> **Set task**:
The records below must be duplicated exactly, character for character.

◇ ◇ ◇ ◇ ◇

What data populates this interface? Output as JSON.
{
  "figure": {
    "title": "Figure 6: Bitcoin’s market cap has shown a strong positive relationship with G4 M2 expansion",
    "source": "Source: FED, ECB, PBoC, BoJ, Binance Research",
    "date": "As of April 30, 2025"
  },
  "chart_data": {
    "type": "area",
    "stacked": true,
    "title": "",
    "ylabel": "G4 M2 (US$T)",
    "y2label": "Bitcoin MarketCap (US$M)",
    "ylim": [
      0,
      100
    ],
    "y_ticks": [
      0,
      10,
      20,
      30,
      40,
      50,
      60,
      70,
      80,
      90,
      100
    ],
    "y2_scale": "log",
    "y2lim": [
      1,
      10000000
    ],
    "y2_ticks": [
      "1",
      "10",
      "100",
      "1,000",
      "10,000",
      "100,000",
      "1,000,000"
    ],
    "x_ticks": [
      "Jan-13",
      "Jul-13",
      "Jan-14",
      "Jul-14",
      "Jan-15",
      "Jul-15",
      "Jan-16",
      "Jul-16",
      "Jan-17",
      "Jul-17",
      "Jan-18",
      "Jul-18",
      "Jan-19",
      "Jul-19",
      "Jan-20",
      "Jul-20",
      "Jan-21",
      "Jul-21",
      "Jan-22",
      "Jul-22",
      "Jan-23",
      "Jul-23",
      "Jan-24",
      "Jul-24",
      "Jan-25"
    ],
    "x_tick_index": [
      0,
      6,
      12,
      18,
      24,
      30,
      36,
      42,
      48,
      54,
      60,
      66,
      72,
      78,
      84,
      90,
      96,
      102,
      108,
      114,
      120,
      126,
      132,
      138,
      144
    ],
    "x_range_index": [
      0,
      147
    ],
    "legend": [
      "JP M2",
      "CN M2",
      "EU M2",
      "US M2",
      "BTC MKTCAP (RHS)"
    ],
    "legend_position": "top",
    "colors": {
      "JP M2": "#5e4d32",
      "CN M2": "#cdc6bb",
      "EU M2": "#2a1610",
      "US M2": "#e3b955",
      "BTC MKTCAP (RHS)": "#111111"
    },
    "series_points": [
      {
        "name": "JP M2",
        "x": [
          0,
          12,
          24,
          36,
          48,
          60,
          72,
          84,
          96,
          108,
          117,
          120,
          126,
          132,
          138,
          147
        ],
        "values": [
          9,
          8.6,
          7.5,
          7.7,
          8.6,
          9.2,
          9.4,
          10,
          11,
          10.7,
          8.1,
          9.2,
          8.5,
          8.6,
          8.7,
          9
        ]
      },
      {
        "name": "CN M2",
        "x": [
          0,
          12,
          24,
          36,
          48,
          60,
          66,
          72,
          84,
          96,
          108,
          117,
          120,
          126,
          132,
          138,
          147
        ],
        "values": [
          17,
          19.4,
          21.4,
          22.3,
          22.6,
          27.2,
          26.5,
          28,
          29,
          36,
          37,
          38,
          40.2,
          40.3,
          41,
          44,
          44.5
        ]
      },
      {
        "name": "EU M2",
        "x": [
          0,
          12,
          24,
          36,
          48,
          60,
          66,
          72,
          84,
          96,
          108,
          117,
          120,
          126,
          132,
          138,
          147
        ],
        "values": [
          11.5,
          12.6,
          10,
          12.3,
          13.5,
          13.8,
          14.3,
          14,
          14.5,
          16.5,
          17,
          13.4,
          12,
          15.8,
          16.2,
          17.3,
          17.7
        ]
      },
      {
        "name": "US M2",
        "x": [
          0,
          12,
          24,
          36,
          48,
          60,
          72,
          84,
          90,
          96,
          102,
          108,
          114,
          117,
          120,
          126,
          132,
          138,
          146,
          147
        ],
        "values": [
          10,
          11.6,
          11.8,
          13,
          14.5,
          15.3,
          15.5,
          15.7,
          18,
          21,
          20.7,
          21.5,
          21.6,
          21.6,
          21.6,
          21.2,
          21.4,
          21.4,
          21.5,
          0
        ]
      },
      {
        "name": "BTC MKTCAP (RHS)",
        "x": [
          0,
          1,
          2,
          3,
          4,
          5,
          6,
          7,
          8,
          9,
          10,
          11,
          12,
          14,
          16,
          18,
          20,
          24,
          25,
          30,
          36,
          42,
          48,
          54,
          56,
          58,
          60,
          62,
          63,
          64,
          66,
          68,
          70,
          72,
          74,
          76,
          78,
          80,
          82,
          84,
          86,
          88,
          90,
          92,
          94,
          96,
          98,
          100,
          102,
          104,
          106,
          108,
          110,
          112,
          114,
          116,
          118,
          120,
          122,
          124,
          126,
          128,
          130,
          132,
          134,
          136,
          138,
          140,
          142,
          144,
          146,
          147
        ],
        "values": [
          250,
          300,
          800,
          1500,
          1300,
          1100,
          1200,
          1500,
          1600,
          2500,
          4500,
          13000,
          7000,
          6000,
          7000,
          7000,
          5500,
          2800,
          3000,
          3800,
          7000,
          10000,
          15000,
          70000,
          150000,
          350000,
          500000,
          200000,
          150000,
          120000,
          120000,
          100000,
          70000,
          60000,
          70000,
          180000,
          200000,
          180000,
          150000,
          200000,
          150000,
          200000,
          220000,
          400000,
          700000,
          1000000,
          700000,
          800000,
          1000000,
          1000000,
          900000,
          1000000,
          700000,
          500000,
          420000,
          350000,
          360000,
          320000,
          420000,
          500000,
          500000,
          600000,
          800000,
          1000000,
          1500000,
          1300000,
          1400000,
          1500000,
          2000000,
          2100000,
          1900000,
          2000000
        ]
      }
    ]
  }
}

◇ ◇ ◇ ◇ ◇

> **Written solution**:
What data populates this interface? Output as JSON.
{
  "figure": {
    "title": "Figure 6: Bitcoin’s market cap has shown a strong positive relationship with G4 M2 expansion",
    "source": "Source: FED, ECB, PBoC, BoJ, Binance Research",
    "date": "As of April 30, 2025"
  },
  "chart_data": {
    "type": "area",
    "stacked": true,
    "title": "",
    "ylabel": "G4 M2 (US$T)",
    "y2label": "Bitcoin MarketCap (US$M)",
    "ylim": [
      0,
      100
    ],
    "y_ticks": [
      0,
      10,
      20,
      30,
      40,
      50,
      60,
      70,
      80,
      90,
      100
    ],
    "y2_scale": "log",
    "y2lim": [
      1,
      10000000
    ],
    "y2_ticks": [
      "1",
      "10",
      "100",
      "1,000",
      "10,000",
      "100,000",
      "1,000,000"
    ],
    "x_ticks": [
      "Jan-13",
      "Jul-13",
      "Jan-14",
      "Jul-14",
      "Jan-15",
      "Jul-15",
      "Jan-16",
      "Jul-16",
      "Jan-17",
      "Jul-17",
      "Jan-18",
      "Jul-18",
      "Jan-19",
      "Jul-19",
      "Jan-20",
      "Jul-20",
      "Jan-21",
      "Jul-21",
      "Jan-22",
      "Jul-22",
      "Jan-23",
      "Jul-23",
      "Jan-24",
      "Jul-24",
      "Jan-25"
    ],
    "x_tick_index": [
      0,
      6,
      12,
      18,
      24,
      30,
      36,
      42,
      48,
      54,
      60,
      66,
      72,
      78,
      84,
      90,
      96,
      102,
      108,
      114,
      120,
      126,
      132,
      138,
      144
    ],
    "x_range_index": [
      0,
      147
    ],
    "legend": [
      "JP M2",
      "CN M2",
      "EU M2",
      "US M2",
      "BTC MKTCAP (RHS)"
    ],
    "legend_position": "top",
    "colors": {
      "JP M2": "#5e4d32",
      "CN M2": "#cdc6bb",
      "EU M2": "#2a1610",
      "US M2": "#e3b955",
      "BTC MKTCAP (RHS)": "#111111"
    },
    "series_points": [
      {
        "name": "JP M2",
        "x": [
          0,
          12,
          24,
          36,
          48,
          60,
          72,
          84,
          96,
          108,
          117,
          120,
          126,
          132,
          138,
          147
        ],
        "values": [
          9,
          8.6,
          7.5,
          7.7,
          8.6,
          9.2,
          9.4,
          10,
          11,
          10.7,
          8.1,
          9.2,
          8.5,
          8.6,
          8.7,
          9
        ]
      },
      {
        "name": "CN M2",
        "x": [
          0,
          12,
          24,
          36,
          48,
          60,
          66,
          72,
          84,
          96,
          108,
          117,
          120,
          126,
          132,
          138,
          147
        ],
        "values": [
          17,
          19.4,
          21.4,
          22.3,
          22.6,
          27.2,
          26.5,
          28,
          29,
          36,
          37,
          38,
          40.2,
          40.3,
          41,
          44,
          44.5
        ]
      },
      {
        "name": "EU M2",
        "x": [
          0,
          12,
          24,
          36,
          48,
          60,
          66,
          72,
          84,
          96,
          108,
          117,
          120,
          126,
          132,
          138,
          147
        ],
        "values": [
          11.5,
          12.6,
          10,
          12.3,
          13.5,
          13.8,
          14.3,
          14,
          14.5,
          16.5,
          17,
          13.4,
          12,
          15.8,
          16.2,
          17.3,
          17.7
        ]
      },
      {
        "name": "US M2",
        "x": [
          0,
          12,
          24,
          36,
          48,
          60,
          72,
          84,
          90,
          96,
          102,
          108,
          114,
          117,
          120,
          126,
          132,
          138,
          146,
          147
        ],
        "values": [
          10,
          11.6,
          11.8,
          13,
          14.5,
          15.3,
          15.5,
          15.7,
          18,
          21,
          20.7,
          21.5,
          21.6,
          21.6,
          21.6,
          21.2,
          21.4,
          21.4,
          21.5,
          0
        ]
      },
      {
        "name": "BTC MKTCAP (RHS)",
        "x": [
          0,
          1,
          2,
          3,
          4,
          5,
          6,
          7,
          8,
          9,
          10,
          11,
          12,
          14,
          16,
          18,
          20,
          24,
          25,
          30,
          36,
          42,
          48,
          54,
          56,
          58,
          60,
          62,
          63,
          64,
          66,
          68,
          70,
          72,
          74,
          76,
          78,
          80,
          82,
          84,
          86,
          88,
          90,
          92,
          94,
          96,
          98,
          100,
          102,
          104,
          106,
          108,
          110,
          112,
          114,
          116,
          118,
          120,
          122,
          124,
          126,
          128,
          130,
          132,
          134,
          136,
          138,
          140,
          142,
          144,
          146,
          147
        ],
        "values": [
          250,
          300,
          800,
          1500,
          1300,
          1100,
          1200,
          1500,
          1600,
          2500,
          4500,
          13000,
          7000,
          6000,
          7000,
          7000,
          5500,
          2800,
          3000,
          3800,
          7000,
          10000,
          15000,
          70000,
          150000,
          350000,
          500000,
          200000,
          150000,
          120000,
          120000,
          100000,
          70000,
          60000,
          70000,
          180000,
          200000,
          180000,
          150000,
          200000,
          150000,
          200000,
          220000,
          400000,
          700000,
          1000000,
          700000,
          800000,
          1000000,
          1000000,
          900000,
          1000000,
          700000,
          500000,
          420000,
          350000,
          360000,
          320000,
          420000,
          500000,
          500000,
          600000,
          800000,
          1000000,
          1500000,
          1300000,
          1400000,
          1500000,
          2000000,
          2100000,
          1900000,
          2000000
        ]
      }
    ]
  }
}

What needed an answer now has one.